> _Required task_: Your task is to quote the material that follows, in full and exactly.

> _Stored records_:
########################################
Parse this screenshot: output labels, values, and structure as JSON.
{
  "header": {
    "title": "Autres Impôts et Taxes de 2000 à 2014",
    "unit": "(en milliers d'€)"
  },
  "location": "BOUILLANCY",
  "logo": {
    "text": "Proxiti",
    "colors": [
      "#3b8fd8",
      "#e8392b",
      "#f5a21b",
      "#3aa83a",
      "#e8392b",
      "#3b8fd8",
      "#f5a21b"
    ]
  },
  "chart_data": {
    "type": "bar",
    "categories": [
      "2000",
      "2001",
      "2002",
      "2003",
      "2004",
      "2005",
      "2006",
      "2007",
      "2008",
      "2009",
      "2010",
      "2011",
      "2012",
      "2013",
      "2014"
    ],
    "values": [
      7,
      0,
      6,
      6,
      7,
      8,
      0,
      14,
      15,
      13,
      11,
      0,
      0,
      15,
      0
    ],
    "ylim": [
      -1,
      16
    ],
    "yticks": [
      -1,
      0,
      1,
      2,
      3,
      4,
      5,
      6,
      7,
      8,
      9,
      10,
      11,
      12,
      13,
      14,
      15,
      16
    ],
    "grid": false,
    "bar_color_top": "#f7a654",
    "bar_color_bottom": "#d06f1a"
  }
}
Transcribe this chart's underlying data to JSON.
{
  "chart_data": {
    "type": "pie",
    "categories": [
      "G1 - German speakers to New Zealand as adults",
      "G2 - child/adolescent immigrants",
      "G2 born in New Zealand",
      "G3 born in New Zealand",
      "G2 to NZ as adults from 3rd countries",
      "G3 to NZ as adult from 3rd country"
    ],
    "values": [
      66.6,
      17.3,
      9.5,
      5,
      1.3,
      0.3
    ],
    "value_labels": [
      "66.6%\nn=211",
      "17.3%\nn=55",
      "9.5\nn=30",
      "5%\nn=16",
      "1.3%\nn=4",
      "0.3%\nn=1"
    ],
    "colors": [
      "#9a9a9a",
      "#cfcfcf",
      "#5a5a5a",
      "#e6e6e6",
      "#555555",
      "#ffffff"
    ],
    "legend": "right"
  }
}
########################################
> _Exercise result_:
Parse this screenshot: output labels, values, and structure as JSON.
{
  "header": {
    "title": "Autres Impôts et Taxes de 2000 à 2014",
    "unit": "(en milliers d'€)"
  },
  "location": "BOUILLANCY",
  "logo": {
    "text": "Proxiti",
    "colors": [
      "#3b8fd8",
      "#e8392b",
      "#f5a21b",
      "#3aa83a",
      "#e8392b",
      "#3b8fd8",
      "#f5a21b"
    ]
  },
  "chart_data": {
    "type": "bar",
    "categories": [
      "2000",
      "2001",
      "2002",
      "2003",
      "2004",
      "2005",
      "2006",
      "2007",
      "2008",
      "2009",
      "2010",
      "2011",
      "2012",
      "2013",
      "2014"
    ],
    "values": [
      7,
      0,
      6,
      6,
      7,
      8,
      0,
      14,
      15,
      13,
      11,
      0,
      0,
      15,
      0
    ],
    "ylim": [
      -1,
      16
    ],
    "yticks": [
      -1,
      0,
      1,
      2,
      3,
      4,
      5,
      6,
      7,
      8,
      9,
      10,
      11,
      12,
      13,
      14,
      15,
      16
    ],
    "grid": false,
    "bar_color_top": "#f7a654",
    "bar_color_bottom": "#d06f1a"
  }
}
Transcribe this chart's underlying data to JSON.
{
  "chart_data": {
    "type": "pie",
    "categories": [
      "G1 - German speakers to New Zealand as adults",
      "G2 - child/adolescent immigrants",
      "G2 born in New Zealand",
      "G3 born in New Zealand",
      "G2 to NZ as adults from 3rd countries",
      "G3 to NZ as adult from 3rd country"
    ],
    "values": [
      66.6,
      17.3,
      9.5,
      5,
      1.3,
      0.3
    ],
    "value_labels": [
      "66.6%\nn=211",
      "17.3%\nn=55",
      "9.5\nn=30",
      "5%\nn=16",
      "1.3%\nn=4",
      "0.3%\nn=1"
    ],
    "colors": [
      "#9a9a9a",
      "#cfcfcf",
      "#5a5a5a",
      "#e6e6e6",
      "#555555",
      "#ffffff"
    ],
    "legend": "right"
  }
}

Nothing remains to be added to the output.